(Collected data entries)
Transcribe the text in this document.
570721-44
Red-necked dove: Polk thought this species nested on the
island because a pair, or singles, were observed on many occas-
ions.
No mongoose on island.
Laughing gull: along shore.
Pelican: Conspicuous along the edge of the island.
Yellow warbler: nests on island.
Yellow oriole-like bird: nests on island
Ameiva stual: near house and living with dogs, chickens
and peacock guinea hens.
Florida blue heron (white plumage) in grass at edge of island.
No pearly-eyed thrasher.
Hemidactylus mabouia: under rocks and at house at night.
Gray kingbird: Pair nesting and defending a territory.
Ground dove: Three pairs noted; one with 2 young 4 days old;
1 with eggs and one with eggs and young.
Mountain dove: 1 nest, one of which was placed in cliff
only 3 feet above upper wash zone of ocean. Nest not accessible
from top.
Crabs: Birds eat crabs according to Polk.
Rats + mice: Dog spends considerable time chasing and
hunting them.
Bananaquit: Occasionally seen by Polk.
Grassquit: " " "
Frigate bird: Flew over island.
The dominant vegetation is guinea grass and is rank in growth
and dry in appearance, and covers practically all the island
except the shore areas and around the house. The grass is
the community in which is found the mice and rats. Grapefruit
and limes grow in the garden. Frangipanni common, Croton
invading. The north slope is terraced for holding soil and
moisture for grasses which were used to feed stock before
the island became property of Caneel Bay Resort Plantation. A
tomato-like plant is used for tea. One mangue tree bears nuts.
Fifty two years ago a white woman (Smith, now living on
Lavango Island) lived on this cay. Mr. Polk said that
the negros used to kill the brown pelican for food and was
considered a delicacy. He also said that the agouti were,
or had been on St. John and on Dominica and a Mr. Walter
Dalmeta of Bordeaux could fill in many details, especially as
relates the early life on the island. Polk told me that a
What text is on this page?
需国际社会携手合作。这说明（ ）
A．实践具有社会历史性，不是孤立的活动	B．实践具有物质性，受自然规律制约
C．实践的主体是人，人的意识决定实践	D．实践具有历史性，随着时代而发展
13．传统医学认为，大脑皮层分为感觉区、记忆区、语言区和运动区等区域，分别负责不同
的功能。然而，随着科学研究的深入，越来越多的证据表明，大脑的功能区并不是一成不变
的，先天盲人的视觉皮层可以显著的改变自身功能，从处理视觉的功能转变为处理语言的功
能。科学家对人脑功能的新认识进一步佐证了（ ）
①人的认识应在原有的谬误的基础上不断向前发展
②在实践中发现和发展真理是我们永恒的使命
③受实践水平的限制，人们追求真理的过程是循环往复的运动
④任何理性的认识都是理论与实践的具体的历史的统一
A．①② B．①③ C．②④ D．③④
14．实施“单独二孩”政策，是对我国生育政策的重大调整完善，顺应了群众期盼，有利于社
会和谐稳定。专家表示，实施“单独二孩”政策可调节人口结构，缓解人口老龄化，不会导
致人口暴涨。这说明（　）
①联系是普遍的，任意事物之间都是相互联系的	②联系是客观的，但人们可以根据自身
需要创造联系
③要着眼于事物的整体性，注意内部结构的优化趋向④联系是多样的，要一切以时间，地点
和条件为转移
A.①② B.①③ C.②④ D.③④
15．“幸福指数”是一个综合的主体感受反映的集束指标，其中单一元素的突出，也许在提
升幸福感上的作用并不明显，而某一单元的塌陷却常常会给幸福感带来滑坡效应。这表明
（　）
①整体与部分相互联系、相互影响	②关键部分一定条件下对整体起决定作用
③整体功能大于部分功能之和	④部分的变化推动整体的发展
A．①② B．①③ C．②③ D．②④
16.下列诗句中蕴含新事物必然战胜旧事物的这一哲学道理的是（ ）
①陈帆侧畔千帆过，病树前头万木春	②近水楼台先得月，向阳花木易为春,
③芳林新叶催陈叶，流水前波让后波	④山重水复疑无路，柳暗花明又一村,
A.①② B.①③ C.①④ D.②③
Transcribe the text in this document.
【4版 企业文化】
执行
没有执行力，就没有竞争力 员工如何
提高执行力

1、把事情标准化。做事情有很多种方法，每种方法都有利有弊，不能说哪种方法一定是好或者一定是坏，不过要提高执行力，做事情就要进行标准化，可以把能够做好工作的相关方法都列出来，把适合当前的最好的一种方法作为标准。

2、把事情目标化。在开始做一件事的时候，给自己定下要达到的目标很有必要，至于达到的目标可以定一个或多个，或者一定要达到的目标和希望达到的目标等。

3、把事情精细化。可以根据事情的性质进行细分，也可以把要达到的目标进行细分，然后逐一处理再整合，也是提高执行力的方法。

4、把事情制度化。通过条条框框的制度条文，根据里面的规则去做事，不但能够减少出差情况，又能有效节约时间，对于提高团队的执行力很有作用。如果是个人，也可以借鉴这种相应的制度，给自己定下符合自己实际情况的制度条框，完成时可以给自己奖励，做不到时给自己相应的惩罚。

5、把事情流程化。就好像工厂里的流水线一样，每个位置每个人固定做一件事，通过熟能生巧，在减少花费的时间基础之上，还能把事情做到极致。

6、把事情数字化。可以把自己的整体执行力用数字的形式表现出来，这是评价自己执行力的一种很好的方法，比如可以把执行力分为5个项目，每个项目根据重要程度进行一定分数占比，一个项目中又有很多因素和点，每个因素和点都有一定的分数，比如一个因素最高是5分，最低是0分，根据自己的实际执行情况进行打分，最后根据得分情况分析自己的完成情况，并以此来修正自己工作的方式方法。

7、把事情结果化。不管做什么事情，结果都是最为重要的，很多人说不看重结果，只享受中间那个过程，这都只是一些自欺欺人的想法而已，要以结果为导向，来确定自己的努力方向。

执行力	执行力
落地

# Brief:
Pick out all the lines with the word "单独二孩" in them and copy them.

# Correct response:
14．实施“单独二孩”政策，是对我国生育政策的重大调整完善，顺应了群众期盼，有利于社
会和谐稳定。专家表示，实施“单独二孩”政策可调节人口结构，缓解人口老龄化，不会导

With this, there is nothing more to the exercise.